◆ TASK DETAILS ◆
In the article on the Africa CDC's Southern Africa centre, copy word for word the part that opens with the words containing "About the Africa" and closes with "on the continent.".

Southern Africa establishes the Africa Centres for Disease Control and Prevention Regional Collaborating Centre to improve surveillance, emergency response and prevention of infectious and non-communicable diseases

July 24, 2017

Southern Africa establishes the Participants Africa Centres for Disease Control and Prevention Regional Collaborating Centre meeting

Lusaka, 21 July 2017- Southern African countries met on Thursday and Friday to operationalize the Africa Centres for Disease Control and Prevention’s (Africa CDC) Regional Collaborating Centres (RCC) in Lusaka, Zambia to improve surveillance, emergency response and prevention of infectious and non-communicable diseases. The Africa CDC is working to harness the public health assets that already exist in the region including universities, national public health institutes, and private laboratories, centres of excellence, non-governmental organisations and veterinary networks.

The Africa CDC Regional Collaborating Centres will work closely with the Africa CDC secretariat in Addis Ababa to support surveillance, laboratory systems and networks, information systems, emergency preparedness and response, capacity development and public health research in Member States.

“African Heads of State and Government at the recent Africa Union Summit issued a Declaration to accelerate the implementation of International Health Regulations. The Declaration together with the Africa Health Strategy (2016-2030) and Agenda 2063 – the Africa we want, offers a unique opportunity for a new public health order in Africa to safeguard the health security of the continent. This is the dawn of a new era for a multi-sectorial approach, private sector partnerships, and enhanced coordination of partners’ efforts through country leadership, innovation, and continuous political commitment. Disease threats anywhere in Africa are disease threats everywhere on the continent, so we need to work in a network to address public health threats on the continent,” said Dr. John Nkengasong, the Director of the Africa Centres of Disease Control and Prevention.

The RCC will coordinate their efforts through the Regional Integrated Surveillance and Laboratory Network (RISLNET) launched in Addis Ababa in March this year. The RCC will coordinate surveillance for public health events in the region, assess the risk of public health events, verify or investigate rumours or signals detected by Africa CDC’s Surveillance Unit in Addis Ababa. The Africa CDC RISLNET activities offer an opportunity for collaboration among Member States including reference testing, surveillance, emergency response, data sharing and management, training, outreach and communication. The collaboration and support of the RCCs is key in delivering an Africa CDC without walls that supports the continent at the point of need.

“There are considerable emergency and response capacities and assets in countries in the Southern Africa Development Community. The Africa CDC’s RCC in Zambia will apply these capabilities and ensure that disease intelligence is shared regularly across borders and ensure that we achieve the health related aspirations of Agenda 2063 and put Africa on a firm path of inclusive growth and development and harness Africa’s demographic dividend” said Hon. Dr. Chitalu Chilufya, the Minister of Health of the Republic of Zambia.

The Republic of Zambia has taken key steps to fully operationalise the Centre including providing infrastructure and human resources.

About the Africa CDC

The Africa CDC supports all African Countries to improve surveillance, emergency response, and prevention of infectious diseases. This includes addressing outbreaks, man-made and natural disasters, and public health events of regional and international concern. It further seeks to build the capacity to reduce disease burden on the continent.

◆ GIVEN DATA ◆
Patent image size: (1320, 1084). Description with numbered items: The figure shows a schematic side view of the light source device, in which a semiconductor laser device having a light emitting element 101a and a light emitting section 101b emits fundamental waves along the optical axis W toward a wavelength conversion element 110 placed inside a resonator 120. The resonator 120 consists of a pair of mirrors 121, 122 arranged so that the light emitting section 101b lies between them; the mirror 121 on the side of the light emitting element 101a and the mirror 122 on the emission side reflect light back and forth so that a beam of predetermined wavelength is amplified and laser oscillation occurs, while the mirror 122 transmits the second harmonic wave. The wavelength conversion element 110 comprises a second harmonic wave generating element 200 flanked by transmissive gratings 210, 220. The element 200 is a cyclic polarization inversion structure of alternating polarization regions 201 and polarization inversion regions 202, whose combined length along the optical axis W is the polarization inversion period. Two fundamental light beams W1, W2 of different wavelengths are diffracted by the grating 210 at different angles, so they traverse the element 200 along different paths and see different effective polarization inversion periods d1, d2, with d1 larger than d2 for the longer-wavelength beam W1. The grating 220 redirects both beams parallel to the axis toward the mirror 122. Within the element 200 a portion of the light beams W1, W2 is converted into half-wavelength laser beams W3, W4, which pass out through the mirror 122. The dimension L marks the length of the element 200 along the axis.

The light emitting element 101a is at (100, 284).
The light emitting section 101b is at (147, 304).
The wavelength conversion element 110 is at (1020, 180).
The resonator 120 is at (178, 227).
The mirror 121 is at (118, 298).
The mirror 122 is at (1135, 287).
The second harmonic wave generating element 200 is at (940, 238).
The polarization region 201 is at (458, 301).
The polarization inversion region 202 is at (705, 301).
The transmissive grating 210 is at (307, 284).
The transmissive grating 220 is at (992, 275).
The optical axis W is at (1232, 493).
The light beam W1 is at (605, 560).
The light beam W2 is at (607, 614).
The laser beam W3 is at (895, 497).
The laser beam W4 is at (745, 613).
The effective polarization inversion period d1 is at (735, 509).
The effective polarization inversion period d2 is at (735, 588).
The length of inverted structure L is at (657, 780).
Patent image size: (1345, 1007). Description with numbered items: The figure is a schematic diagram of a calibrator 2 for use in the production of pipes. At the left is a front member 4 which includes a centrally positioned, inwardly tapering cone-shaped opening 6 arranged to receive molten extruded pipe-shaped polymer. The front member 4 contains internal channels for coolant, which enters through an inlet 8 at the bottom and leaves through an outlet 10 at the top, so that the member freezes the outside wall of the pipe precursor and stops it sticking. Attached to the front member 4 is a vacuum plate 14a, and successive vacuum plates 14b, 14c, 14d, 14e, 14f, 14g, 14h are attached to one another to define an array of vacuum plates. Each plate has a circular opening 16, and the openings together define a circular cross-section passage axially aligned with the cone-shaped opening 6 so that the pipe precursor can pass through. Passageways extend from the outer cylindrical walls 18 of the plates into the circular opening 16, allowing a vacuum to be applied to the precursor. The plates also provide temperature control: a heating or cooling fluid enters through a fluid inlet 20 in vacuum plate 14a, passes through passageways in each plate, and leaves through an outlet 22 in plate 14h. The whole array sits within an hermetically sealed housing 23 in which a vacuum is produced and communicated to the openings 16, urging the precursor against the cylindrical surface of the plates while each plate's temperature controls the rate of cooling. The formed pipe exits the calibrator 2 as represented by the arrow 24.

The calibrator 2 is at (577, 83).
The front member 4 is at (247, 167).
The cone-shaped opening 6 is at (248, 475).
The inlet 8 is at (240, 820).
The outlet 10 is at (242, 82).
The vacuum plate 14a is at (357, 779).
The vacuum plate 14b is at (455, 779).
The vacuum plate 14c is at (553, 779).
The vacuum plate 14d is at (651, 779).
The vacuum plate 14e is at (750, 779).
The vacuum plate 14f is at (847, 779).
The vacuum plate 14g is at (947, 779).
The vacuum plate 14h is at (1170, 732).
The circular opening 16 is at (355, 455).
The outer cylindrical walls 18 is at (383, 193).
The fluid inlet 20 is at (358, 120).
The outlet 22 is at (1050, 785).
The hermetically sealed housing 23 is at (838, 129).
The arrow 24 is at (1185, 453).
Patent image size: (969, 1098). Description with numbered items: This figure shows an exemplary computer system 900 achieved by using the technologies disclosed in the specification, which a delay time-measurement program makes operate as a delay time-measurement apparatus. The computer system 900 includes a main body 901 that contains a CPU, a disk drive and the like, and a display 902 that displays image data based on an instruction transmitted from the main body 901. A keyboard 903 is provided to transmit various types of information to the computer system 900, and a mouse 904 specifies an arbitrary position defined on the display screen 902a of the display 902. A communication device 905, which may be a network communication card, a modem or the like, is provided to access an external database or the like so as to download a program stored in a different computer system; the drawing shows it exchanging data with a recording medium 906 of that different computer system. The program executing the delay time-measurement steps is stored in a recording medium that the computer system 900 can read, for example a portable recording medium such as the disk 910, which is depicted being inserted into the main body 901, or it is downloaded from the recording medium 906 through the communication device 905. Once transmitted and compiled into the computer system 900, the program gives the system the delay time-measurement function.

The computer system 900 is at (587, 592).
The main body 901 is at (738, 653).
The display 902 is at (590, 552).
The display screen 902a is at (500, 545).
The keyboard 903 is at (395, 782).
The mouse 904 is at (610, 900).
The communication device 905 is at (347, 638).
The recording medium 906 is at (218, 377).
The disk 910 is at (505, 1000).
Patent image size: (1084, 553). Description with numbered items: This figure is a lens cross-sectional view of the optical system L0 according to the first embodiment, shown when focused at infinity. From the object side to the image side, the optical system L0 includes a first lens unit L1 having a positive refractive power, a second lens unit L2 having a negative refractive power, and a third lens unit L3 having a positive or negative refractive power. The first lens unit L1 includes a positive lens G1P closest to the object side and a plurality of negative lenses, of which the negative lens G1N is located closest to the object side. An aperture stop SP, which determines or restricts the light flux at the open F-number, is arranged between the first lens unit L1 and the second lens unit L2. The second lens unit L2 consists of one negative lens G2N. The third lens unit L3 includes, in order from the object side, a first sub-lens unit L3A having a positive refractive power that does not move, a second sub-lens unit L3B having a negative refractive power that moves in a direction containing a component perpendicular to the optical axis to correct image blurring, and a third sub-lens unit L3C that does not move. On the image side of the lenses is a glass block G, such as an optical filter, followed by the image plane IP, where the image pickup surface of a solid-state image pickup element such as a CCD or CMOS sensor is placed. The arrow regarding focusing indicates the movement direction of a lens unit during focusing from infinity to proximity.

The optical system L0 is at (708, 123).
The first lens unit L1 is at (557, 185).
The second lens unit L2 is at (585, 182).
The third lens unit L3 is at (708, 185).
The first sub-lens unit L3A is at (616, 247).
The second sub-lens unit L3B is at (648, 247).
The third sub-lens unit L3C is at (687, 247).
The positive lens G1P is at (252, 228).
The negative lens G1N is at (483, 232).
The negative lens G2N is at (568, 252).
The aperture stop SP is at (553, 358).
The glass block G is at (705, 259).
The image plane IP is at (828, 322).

◆ SOLUTION ◆
About the Africa CDC

The Africa CDC supports all African Countries to improve surveillance, emergency response, and prevention of infectious diseases. This includes addressing outbreaks, man-made and natural disasters, and public health events of regional and international concern. It further seeks to build the capacity to reduce disease burden on the continent.